*PROBLEM REQUIREMENTS*
Identify every row below that contains the string "axis", where case counts, and copy each of those rows in full.
━━━ DATA FOR THIS TASK ━━━
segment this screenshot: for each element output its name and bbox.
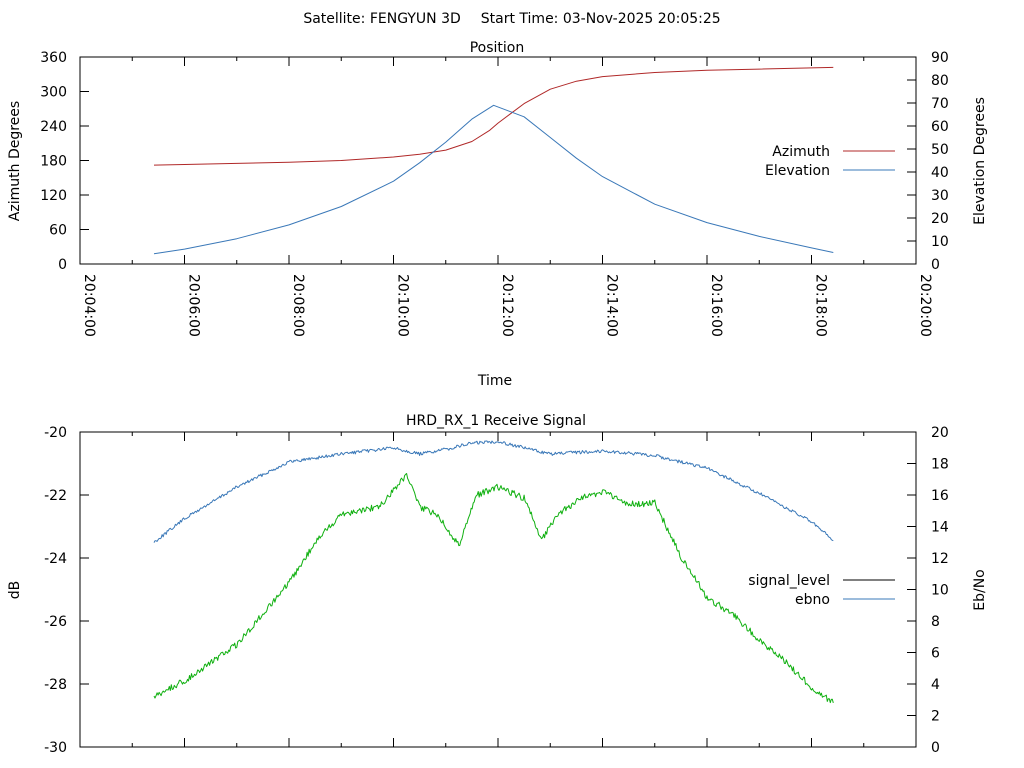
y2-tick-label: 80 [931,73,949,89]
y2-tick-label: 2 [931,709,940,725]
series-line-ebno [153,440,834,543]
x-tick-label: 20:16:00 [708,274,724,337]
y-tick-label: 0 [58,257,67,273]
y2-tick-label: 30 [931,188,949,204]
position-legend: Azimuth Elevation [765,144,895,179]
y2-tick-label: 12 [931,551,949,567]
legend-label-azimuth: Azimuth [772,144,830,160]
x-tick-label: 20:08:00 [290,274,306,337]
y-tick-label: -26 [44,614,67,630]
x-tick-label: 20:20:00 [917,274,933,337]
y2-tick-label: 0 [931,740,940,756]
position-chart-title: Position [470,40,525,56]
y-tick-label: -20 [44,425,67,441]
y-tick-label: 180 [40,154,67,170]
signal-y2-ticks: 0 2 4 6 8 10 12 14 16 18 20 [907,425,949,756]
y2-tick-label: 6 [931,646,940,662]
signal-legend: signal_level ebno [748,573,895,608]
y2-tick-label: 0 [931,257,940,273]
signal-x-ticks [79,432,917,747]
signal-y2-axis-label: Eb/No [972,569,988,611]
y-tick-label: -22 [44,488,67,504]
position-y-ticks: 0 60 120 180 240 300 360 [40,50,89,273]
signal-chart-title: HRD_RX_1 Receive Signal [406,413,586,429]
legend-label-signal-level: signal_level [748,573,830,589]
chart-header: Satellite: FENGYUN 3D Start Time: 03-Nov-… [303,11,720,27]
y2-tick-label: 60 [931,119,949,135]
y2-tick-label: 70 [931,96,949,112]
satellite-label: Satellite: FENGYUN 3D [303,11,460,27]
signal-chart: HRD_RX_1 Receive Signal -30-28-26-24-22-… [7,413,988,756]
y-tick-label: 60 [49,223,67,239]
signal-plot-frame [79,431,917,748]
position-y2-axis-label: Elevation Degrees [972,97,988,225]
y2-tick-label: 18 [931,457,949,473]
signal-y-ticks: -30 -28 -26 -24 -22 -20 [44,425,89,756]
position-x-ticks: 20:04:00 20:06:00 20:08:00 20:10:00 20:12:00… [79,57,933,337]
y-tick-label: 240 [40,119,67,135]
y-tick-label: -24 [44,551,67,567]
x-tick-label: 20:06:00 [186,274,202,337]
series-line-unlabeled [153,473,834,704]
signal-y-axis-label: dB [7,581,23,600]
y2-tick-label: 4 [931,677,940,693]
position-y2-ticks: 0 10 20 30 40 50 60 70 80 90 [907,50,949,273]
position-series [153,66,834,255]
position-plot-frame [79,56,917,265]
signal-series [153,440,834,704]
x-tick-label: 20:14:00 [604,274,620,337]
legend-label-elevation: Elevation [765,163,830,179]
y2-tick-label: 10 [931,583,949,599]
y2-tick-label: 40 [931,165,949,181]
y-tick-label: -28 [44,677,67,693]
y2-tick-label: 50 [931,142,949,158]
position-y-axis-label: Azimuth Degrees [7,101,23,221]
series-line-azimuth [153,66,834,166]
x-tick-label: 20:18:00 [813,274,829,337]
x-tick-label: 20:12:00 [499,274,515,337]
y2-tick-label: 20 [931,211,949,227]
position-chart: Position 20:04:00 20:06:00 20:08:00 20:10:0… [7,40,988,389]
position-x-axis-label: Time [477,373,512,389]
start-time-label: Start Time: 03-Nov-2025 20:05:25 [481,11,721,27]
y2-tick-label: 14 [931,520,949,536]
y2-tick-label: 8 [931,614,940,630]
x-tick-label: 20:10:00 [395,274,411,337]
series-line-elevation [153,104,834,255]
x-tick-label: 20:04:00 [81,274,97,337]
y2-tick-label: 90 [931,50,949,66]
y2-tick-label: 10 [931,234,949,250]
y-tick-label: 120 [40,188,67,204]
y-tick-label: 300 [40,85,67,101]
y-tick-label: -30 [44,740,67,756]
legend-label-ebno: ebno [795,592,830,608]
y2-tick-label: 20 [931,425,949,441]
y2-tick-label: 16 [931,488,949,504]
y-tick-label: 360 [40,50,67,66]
━━━
━━━ DATA FOR THIS TASK ━━━
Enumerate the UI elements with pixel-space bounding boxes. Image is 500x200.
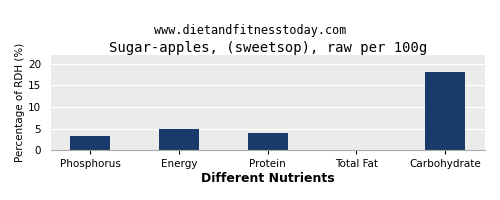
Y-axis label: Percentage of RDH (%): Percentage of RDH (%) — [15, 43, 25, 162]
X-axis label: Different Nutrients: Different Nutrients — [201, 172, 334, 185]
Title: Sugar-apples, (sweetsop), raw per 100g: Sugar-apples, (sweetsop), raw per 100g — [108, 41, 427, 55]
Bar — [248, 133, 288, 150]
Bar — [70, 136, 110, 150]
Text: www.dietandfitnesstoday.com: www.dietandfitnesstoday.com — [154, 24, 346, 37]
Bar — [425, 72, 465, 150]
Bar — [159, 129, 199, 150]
━━━
*SOLUTION FOR THIS TASK*
signal-y2-axis-label: Eb/No [972,569,988,611]
position-y2-axis-label: Elevation Degrees [972,97,988,225]
signal-y-axis-label: dB [7,581,23,600]
position-y-axis-label: Azimuth Degrees [7,101,23,221]
position-x-axis-label: Time [477,373,512,389]
Y-axis label: Percentage of RDH (%): Percentage of RDH (%) — [15, 43, 25, 162]
X-axis label: Different Nutrients: Different Nutrients — [201, 172, 334, 185]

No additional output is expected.